_Exercise requirements_
Where a line below holds the string "Windows", copy that line.

_Data for this exercise_
________

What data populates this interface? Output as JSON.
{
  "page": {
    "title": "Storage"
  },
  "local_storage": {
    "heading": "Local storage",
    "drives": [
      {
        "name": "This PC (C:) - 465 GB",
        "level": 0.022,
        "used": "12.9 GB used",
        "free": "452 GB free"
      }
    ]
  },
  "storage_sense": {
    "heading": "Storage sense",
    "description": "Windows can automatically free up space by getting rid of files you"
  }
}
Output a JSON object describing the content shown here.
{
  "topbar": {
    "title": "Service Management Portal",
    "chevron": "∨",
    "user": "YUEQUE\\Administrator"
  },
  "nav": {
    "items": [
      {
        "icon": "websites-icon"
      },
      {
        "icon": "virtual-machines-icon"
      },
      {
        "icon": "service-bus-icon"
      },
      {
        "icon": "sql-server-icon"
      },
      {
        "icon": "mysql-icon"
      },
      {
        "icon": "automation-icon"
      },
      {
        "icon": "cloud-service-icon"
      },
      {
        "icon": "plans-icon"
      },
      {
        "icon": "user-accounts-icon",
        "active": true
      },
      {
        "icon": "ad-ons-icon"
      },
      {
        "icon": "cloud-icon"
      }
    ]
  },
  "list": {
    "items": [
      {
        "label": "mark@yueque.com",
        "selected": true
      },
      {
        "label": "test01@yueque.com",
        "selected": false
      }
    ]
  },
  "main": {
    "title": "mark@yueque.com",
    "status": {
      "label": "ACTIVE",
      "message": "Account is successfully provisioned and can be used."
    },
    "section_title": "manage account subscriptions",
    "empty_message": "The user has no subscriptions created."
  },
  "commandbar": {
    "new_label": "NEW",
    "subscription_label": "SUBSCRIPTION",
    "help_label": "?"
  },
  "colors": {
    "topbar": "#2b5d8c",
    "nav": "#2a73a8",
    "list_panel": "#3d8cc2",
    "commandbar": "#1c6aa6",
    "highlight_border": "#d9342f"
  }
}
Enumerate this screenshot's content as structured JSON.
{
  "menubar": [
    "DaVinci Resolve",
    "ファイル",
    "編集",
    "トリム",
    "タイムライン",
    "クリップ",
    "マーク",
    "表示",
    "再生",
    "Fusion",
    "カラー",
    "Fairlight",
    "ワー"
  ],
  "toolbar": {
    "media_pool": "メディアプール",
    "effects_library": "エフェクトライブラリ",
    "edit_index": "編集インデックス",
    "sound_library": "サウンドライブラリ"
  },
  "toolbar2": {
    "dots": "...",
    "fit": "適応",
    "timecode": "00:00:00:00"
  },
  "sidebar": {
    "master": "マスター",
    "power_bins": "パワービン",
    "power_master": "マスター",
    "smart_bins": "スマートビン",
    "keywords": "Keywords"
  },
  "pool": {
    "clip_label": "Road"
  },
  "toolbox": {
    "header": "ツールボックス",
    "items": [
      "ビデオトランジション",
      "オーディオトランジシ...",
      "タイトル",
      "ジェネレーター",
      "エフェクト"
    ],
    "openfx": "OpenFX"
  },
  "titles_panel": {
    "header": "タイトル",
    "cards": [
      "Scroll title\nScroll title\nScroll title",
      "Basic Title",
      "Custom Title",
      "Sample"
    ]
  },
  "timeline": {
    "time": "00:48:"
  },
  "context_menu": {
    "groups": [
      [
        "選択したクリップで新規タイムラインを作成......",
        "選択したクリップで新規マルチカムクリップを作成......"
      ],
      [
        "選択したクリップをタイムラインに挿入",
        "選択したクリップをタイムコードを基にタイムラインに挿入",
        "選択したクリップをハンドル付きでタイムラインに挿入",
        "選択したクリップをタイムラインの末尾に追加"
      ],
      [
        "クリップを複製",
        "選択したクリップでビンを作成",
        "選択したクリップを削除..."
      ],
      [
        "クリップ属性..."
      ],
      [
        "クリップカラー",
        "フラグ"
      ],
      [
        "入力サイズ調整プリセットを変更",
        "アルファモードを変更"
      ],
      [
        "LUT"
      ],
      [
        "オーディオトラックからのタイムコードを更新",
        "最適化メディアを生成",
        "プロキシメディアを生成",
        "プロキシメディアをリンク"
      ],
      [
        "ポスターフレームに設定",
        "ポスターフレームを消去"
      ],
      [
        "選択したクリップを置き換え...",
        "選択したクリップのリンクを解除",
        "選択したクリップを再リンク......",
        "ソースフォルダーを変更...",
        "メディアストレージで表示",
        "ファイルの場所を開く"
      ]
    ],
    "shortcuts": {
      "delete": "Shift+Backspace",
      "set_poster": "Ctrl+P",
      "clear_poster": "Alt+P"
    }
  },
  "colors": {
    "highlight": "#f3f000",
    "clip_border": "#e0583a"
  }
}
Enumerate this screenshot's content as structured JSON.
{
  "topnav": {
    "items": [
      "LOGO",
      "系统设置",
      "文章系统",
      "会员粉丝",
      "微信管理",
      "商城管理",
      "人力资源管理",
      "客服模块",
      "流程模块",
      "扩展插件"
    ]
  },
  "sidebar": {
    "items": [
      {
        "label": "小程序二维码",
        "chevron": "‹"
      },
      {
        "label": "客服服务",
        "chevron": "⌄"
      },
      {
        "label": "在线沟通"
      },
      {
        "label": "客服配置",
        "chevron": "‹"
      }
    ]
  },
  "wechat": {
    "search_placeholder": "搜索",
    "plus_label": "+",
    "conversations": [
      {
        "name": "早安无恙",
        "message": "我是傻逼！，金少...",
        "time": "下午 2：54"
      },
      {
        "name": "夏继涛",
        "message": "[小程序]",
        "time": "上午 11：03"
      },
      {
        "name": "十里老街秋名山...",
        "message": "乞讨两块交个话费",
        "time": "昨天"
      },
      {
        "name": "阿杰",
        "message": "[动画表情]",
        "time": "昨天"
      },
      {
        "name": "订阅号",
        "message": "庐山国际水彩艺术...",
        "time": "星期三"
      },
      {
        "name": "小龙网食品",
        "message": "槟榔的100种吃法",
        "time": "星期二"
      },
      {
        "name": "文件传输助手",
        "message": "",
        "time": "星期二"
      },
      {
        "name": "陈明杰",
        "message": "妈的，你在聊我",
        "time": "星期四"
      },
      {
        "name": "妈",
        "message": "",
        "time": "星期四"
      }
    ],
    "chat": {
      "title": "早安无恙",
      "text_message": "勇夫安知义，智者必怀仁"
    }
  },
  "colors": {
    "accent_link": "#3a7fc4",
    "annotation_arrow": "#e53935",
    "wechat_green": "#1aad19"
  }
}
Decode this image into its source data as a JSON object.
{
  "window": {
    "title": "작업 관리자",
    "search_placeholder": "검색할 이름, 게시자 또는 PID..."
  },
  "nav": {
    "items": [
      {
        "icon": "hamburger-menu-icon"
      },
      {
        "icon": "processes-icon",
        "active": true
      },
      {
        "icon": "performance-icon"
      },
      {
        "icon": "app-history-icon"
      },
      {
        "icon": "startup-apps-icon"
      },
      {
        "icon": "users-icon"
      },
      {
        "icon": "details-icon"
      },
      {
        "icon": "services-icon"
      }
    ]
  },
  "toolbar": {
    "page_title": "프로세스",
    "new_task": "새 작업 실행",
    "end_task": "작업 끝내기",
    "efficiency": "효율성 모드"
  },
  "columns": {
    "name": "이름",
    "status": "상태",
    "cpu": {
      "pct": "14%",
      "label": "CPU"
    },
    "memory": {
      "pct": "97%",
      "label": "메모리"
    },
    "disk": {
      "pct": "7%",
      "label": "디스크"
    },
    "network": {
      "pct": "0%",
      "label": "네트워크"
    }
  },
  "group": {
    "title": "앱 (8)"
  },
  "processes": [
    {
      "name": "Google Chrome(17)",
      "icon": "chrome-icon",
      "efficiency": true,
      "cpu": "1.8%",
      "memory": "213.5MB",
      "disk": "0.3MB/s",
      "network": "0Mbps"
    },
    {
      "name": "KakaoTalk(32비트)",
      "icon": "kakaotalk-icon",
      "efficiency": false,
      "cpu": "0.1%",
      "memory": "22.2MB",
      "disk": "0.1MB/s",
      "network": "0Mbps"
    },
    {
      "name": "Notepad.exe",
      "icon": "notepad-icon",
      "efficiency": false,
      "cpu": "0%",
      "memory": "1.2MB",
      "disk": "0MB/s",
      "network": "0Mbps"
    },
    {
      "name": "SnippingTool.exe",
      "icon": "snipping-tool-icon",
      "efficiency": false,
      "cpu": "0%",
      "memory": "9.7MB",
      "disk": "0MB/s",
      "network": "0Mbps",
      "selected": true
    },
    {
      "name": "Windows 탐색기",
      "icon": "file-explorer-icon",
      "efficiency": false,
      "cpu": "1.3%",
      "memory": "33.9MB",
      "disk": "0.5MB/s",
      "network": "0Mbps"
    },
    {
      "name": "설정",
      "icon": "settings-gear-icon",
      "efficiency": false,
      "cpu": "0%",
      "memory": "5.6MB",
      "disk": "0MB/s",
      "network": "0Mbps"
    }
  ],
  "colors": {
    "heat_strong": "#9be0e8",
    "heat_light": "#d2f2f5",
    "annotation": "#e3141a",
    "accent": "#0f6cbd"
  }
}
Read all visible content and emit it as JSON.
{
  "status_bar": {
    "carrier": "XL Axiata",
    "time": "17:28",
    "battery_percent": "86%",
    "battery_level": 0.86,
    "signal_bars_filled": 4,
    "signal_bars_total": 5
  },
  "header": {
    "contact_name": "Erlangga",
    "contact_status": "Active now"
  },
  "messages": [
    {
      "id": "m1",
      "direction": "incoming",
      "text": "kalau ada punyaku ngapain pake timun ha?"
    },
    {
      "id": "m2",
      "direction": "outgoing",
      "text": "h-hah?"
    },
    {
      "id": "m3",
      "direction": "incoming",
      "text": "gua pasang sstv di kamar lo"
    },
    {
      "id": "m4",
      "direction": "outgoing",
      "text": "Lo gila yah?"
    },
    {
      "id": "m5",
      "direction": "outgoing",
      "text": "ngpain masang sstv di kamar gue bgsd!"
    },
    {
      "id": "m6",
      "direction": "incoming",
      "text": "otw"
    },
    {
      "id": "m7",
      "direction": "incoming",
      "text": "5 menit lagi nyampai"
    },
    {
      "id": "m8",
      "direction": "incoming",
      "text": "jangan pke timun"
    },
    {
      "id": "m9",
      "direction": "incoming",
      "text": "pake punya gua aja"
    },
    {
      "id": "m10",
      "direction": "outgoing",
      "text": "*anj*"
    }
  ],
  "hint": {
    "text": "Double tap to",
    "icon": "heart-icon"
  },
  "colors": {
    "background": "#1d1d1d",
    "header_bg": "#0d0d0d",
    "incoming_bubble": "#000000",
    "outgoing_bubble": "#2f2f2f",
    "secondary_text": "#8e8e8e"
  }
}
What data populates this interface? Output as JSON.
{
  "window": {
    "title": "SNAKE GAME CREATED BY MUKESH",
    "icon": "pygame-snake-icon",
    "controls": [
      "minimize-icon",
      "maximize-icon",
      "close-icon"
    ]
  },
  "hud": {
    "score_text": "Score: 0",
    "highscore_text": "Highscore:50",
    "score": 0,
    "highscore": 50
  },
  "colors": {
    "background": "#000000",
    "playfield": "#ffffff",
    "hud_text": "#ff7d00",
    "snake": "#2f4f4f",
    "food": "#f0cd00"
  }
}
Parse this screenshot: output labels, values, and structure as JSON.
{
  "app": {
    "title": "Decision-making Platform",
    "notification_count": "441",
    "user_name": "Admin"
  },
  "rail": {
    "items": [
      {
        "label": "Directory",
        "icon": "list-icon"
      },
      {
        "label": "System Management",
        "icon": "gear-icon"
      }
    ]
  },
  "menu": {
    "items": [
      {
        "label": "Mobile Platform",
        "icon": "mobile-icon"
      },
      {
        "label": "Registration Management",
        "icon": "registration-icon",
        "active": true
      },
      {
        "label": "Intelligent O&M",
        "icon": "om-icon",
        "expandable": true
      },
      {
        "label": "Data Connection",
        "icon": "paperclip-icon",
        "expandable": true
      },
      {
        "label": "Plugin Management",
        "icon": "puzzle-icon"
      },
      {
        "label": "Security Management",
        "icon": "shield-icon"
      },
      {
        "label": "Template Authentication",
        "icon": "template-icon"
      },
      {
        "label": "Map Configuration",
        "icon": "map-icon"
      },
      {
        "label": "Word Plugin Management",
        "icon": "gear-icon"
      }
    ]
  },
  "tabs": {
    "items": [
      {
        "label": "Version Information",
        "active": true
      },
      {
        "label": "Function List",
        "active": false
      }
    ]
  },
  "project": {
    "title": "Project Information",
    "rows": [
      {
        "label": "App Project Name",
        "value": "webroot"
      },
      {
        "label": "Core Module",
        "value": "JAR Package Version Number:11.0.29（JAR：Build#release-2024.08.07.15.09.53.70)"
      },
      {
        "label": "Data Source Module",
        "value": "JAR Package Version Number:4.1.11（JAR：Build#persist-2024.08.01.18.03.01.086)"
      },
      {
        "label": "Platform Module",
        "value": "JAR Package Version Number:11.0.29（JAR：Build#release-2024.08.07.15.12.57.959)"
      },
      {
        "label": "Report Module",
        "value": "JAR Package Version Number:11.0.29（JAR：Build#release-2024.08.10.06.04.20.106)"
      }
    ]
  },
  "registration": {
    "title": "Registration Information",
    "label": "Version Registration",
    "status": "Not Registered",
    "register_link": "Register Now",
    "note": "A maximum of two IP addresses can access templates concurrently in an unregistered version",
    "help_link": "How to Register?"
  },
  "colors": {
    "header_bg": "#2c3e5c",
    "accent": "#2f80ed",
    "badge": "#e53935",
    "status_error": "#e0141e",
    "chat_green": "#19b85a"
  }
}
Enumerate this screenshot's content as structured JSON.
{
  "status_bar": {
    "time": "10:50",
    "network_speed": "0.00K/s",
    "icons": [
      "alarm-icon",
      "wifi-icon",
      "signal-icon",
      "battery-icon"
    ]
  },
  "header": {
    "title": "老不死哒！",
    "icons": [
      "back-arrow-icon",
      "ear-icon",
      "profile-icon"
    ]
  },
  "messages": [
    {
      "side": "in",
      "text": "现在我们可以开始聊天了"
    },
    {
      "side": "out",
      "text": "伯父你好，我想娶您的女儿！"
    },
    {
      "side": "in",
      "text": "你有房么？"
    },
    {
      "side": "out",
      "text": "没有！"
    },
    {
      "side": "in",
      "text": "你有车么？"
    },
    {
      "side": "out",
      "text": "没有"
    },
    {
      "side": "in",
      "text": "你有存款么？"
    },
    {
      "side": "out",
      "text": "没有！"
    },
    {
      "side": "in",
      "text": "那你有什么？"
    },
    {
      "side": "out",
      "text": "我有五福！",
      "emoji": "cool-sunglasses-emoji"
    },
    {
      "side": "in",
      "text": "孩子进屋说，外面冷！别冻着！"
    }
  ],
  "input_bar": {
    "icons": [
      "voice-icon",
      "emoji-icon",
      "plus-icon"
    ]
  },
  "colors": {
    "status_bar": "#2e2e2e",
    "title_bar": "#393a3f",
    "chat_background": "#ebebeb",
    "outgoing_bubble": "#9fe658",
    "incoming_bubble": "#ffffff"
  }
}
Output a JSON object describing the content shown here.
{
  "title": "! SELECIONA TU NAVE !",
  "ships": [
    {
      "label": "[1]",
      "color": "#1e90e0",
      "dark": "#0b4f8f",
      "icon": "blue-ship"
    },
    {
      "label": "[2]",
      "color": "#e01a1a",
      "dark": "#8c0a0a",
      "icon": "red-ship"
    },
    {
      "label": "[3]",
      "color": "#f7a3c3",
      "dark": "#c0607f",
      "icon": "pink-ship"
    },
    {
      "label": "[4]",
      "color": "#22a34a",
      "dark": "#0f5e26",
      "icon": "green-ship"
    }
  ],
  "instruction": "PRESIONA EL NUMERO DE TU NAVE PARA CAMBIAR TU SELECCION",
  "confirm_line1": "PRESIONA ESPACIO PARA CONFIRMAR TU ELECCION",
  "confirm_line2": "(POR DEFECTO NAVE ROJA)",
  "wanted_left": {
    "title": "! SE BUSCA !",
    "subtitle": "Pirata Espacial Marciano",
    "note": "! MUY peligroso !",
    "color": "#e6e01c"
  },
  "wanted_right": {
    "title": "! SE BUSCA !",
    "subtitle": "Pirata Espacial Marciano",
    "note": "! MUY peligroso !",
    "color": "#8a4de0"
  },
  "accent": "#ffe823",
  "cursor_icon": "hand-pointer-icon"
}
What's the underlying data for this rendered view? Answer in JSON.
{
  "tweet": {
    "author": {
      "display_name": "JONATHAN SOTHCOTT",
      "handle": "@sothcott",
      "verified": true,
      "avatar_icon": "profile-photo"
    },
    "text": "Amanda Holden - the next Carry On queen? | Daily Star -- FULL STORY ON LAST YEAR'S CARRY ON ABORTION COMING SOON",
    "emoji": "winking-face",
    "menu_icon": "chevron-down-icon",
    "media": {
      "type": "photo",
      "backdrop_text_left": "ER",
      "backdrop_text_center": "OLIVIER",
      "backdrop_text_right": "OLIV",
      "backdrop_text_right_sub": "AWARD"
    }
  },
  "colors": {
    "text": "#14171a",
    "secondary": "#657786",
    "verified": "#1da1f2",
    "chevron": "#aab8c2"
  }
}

________

_Expected answer_
    "description": "Windows can automatically free up space by getting rid of files you"
      "name": "Windows 탐색기",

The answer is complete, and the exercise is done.